_What is required_
Quote the passage on predestination word for word, starting at "We are naturally" and ending at "(Luke 15:7, adapted)?".

>> START Passage shown

“Predestination” is an excuse for sloth: God calls everyone to repentance
I have heard many people say:
“Because the Apostle says; ‘Those whom God foreknew, the same He also predestined; and those whom He predestined, He also called; and those whom He called, the same also glorified’ (Rom. 8:29–30) what good is it to me if I throw myself into many labors, if I give proof of repentance and conversion, when I am neither foreknown nor predestined by God to be saved and conformed to the glory of God His Son?”
We are naturally obliged to state our opinion clearly to such people, and to reply: O, you! Why do you reason to your own perdition rather than your salvation? And why do you pick out for yourselves the obscure passages of inspired Scripture and then tear them out of context and twist them in order to accomplish your own destruction? Do you not hear the Savior crying out every day:
“As I live … I have no pleasure in the death of the wicked, but that the wicked turn from his way and live” (Ezek. 33:11)?
Do you not hear Him Who says:
“Repent, for the Kingdom of Heaven is at hand” (Matt. 3:2);
and again:
“Just so, I tell you, there is joy in heaven over one sinner who repents” (Luke 15:7, adapted)?
Did He ever say to some: “Do not repent for I will not accept you,” while to others who were predestined: “But you, repent! because I knew you beforehand”? Of course not! Instead, throughout the world and in every church He shouts:
“Come to Me, all who labor and are heavy laden, and I will give you rest” (Matt. 11:28).
Come, He says, all you who are burdened with many sins, to the One Who takes away the sin of the world; come all who thirst to the fountain which flows and never dies.
Does He distinguish and separate anyone out, calling one to Himself as foreknown while sending the other away as not predestined? Never! Therefore,
“you should not make excuses for your sins” (Ps. 140:4 LXX),
nor should you want to make the Apostle’s words an occasion for your own destruction, but should run, all of you, to the Master Who calls you. For even if someone is a publican, or a fornicator, an adulterer, a murderer, or whatever else, the Master does not turn him away, but takes away the burden of his sins immediately and makes him free. And how does He take away the other’s burden? Just as He once took away that of the paralytic when He said to the latter:
“My son, your sins are forgiven” (Matt. 9:2),
and the man was immediately relieved of his burden and, in addition, received the cure of his body.

>> END Passage shown
>> START Recorded data

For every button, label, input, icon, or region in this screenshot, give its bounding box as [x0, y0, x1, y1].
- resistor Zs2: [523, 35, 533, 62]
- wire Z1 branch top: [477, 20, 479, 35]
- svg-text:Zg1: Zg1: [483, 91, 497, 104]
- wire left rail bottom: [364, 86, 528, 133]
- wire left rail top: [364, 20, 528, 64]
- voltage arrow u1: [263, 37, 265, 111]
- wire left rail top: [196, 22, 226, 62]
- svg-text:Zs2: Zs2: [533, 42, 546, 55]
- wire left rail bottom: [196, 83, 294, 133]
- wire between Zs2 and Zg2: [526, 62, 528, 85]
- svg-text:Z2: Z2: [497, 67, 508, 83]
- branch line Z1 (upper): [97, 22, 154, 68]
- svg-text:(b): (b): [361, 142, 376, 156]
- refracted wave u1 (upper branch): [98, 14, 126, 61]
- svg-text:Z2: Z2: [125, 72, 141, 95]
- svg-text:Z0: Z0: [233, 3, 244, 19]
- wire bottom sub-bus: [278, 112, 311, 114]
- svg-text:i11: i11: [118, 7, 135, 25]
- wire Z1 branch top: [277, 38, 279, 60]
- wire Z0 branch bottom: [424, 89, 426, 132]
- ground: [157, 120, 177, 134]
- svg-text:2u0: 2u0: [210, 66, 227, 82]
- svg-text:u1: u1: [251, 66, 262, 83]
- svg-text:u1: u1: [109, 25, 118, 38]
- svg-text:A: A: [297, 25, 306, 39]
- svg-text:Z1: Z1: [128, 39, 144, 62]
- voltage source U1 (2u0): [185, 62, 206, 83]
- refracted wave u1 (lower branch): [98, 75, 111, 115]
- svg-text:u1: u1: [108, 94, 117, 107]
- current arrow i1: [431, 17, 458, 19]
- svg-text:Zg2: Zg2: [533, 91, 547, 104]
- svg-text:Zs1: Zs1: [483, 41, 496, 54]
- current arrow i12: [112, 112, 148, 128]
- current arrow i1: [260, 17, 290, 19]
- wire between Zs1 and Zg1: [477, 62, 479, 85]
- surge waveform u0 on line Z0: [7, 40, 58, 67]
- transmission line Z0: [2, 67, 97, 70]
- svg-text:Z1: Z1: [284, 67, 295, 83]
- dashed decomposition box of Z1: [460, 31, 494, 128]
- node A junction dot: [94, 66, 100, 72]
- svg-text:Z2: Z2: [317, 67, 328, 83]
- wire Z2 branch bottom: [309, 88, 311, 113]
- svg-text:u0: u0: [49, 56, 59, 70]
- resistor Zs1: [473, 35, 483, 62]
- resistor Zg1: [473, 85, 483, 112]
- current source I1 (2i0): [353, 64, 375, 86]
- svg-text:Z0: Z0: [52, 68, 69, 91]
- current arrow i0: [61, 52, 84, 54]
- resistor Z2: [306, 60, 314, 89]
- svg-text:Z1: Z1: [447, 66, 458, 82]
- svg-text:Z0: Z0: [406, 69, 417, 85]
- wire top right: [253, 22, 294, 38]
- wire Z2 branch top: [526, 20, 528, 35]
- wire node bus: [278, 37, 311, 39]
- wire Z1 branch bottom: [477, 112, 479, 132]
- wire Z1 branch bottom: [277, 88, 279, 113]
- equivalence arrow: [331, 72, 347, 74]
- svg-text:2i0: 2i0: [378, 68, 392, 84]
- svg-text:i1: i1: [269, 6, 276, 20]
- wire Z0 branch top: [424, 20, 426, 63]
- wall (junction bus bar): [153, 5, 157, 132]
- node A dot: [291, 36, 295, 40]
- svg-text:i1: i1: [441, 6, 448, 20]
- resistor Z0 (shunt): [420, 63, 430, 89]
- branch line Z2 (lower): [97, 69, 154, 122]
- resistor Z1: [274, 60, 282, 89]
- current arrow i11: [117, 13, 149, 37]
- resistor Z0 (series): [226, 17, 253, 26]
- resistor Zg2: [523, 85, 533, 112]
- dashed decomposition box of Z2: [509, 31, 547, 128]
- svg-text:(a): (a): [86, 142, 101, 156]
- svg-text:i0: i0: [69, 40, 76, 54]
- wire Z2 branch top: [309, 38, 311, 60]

>> END Recorded data

_Result_
We are naturally obliged to state our opinion clearly to such people, and to reply: O, you! Why do you reason to your own perdition rather than your salvation? And why do you pick out for yourselves the obscure passages of inspired Scripture and then tear them out of context and twist them in order to accomplish your own destruction? Do you not hear the Savior crying out every day:
“As I live … I have no pleasure in the death of the wicked, but that the wicked turn from his way and live” (Ezek. 33:11)?
Do you not hear Him Who says:
“Repent, for the Kingdom of Heaven is at hand” (Matt. 3:2);
and again:
“Just so, I tell you, there is joy in heaven over one sinner who repents” (Luke 15:7, adapted)?